Prompt:
Return a copy of every line in the records that includes the word "name".

Records for processing:
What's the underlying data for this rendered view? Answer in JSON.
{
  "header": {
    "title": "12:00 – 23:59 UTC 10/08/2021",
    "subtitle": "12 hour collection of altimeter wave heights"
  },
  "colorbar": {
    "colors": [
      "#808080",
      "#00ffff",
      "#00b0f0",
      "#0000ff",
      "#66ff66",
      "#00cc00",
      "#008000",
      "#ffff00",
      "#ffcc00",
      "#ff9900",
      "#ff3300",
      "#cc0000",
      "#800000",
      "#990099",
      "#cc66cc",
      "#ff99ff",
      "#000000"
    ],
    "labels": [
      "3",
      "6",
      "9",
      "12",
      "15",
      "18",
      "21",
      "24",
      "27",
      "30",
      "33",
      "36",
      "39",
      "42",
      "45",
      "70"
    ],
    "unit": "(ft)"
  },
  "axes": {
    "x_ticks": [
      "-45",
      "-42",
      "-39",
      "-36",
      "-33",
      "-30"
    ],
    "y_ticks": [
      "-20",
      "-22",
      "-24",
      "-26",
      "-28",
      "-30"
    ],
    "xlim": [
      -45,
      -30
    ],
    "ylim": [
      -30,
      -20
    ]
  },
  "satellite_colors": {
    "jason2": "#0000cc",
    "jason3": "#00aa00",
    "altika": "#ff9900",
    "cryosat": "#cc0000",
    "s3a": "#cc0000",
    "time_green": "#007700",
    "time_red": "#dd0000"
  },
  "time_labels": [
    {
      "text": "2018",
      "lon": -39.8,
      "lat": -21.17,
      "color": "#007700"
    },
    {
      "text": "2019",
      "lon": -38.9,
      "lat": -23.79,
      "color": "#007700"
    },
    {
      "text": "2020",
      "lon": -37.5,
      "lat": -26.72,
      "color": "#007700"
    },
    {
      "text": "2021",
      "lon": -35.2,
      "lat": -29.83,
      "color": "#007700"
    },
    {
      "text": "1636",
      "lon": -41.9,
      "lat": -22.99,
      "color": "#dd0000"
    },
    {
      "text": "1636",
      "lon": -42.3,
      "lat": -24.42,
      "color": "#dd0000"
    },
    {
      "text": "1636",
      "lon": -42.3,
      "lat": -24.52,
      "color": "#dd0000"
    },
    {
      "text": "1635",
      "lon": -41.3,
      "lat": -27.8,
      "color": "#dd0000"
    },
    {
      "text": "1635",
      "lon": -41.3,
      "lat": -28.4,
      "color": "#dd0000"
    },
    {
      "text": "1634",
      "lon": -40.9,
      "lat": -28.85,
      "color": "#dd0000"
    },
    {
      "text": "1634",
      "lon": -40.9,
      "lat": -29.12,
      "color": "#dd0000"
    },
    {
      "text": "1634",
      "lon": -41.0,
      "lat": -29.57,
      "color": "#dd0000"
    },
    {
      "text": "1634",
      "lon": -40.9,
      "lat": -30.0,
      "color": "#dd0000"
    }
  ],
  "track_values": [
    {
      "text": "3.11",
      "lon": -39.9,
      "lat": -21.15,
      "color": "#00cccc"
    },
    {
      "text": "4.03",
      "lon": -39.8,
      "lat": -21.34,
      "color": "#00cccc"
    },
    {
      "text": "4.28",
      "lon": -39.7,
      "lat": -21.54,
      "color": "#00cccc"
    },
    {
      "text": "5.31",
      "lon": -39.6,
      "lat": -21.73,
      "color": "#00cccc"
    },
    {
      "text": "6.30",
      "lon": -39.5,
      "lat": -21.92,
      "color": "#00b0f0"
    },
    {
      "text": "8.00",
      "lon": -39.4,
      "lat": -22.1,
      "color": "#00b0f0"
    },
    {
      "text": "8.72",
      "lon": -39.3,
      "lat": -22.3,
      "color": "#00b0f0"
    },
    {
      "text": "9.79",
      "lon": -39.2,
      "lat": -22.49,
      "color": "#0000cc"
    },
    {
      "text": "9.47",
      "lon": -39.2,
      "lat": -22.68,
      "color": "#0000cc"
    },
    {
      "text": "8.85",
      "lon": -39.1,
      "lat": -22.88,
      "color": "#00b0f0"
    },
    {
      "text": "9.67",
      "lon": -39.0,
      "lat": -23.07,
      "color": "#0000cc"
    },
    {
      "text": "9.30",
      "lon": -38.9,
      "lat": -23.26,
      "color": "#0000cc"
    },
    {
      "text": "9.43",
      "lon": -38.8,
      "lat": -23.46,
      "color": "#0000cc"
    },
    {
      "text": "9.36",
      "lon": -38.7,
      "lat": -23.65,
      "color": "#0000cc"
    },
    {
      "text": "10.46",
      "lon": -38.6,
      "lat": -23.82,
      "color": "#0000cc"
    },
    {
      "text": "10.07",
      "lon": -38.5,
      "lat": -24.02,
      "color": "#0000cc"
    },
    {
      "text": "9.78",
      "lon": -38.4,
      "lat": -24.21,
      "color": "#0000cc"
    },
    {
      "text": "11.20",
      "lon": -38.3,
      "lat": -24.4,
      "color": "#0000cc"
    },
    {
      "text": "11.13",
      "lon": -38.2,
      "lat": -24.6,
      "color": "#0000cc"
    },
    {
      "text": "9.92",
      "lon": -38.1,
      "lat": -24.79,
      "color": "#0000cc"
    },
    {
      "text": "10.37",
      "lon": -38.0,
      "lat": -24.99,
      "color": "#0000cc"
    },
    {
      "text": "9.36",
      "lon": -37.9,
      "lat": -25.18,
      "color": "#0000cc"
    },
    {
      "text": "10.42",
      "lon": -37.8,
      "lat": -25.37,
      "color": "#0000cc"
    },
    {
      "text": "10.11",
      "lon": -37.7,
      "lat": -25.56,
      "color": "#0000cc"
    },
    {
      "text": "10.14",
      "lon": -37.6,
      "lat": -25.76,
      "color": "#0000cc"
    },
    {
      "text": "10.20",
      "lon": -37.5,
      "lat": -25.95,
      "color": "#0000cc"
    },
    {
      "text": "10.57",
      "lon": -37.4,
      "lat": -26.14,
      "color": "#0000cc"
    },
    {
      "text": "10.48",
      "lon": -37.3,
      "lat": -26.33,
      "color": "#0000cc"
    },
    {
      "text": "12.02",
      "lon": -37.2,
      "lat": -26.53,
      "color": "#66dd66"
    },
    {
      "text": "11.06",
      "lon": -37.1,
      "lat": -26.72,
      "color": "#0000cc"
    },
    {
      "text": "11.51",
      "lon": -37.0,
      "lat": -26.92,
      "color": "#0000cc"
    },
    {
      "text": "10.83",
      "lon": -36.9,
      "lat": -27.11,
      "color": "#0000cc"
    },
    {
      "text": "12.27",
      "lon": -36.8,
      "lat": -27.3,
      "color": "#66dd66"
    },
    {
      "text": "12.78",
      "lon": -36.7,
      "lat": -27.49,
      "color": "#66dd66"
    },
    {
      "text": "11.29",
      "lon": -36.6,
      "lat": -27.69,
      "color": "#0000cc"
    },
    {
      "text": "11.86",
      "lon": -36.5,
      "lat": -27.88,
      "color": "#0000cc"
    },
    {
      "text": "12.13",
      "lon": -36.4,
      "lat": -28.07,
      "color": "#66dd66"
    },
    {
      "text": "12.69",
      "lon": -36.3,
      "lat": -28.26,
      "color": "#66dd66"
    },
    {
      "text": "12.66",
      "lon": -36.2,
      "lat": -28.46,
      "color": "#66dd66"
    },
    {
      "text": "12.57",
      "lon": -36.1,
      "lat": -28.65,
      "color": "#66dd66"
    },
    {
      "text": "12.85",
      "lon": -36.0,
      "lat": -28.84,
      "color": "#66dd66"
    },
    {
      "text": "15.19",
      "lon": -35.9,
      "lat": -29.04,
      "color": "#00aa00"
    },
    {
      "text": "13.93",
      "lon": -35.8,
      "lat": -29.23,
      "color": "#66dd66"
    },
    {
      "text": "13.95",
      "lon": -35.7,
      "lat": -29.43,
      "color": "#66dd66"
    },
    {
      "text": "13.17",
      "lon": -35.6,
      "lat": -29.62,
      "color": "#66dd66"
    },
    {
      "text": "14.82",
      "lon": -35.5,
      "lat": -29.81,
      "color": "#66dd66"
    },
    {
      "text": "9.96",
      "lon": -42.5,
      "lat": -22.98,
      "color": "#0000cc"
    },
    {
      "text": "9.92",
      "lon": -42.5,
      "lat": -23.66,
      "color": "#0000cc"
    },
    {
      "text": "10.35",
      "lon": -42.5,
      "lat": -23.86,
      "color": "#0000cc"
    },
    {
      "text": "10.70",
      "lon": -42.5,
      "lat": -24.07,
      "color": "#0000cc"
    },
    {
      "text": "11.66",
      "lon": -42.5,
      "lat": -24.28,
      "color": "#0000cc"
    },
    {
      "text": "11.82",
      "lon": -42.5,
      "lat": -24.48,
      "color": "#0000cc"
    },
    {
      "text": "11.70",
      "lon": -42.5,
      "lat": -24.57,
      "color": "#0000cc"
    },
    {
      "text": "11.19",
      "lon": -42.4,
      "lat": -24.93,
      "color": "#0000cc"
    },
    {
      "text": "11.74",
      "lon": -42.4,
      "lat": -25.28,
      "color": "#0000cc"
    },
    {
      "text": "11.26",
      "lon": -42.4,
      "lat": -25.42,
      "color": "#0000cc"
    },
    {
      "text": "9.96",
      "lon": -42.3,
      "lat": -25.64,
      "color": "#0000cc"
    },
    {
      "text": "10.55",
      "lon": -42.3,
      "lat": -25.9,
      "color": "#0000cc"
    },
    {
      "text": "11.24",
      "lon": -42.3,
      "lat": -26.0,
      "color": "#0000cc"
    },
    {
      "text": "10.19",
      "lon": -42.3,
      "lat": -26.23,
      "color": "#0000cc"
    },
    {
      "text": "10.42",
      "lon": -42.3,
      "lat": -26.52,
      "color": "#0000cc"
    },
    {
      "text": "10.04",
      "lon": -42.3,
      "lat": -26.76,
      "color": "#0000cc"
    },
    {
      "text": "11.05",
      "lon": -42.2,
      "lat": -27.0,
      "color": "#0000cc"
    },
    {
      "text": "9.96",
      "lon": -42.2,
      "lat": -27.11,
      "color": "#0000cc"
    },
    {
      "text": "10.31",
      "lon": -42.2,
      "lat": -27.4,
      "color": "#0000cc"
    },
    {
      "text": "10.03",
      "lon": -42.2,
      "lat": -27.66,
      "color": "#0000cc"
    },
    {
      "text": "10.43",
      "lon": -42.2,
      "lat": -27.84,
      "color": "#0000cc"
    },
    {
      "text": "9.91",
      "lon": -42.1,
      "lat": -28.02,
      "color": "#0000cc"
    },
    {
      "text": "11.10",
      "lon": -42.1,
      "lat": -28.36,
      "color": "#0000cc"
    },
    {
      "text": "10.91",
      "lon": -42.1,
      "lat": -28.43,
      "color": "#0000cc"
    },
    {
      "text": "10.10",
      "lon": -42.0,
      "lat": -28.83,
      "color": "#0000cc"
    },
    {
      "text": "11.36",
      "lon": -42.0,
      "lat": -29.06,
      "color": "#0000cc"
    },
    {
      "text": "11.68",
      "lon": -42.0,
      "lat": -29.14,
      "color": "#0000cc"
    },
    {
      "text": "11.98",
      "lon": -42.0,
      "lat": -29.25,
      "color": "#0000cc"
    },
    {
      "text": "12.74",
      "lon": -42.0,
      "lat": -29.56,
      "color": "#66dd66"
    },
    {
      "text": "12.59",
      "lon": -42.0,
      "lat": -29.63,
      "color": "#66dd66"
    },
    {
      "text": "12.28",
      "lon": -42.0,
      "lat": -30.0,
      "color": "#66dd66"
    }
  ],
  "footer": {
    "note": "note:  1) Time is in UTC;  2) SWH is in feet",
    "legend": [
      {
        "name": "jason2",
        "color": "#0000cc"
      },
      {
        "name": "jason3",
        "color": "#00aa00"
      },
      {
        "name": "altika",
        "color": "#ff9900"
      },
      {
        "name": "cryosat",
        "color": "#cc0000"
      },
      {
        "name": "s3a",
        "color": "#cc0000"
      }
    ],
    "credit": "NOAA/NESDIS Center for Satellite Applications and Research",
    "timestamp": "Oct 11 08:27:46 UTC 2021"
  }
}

Final result:
        "name": "jason2",
        "name": "jason3",
        "name": "altika",
        "name": "cryosat",
        "name": "s3a",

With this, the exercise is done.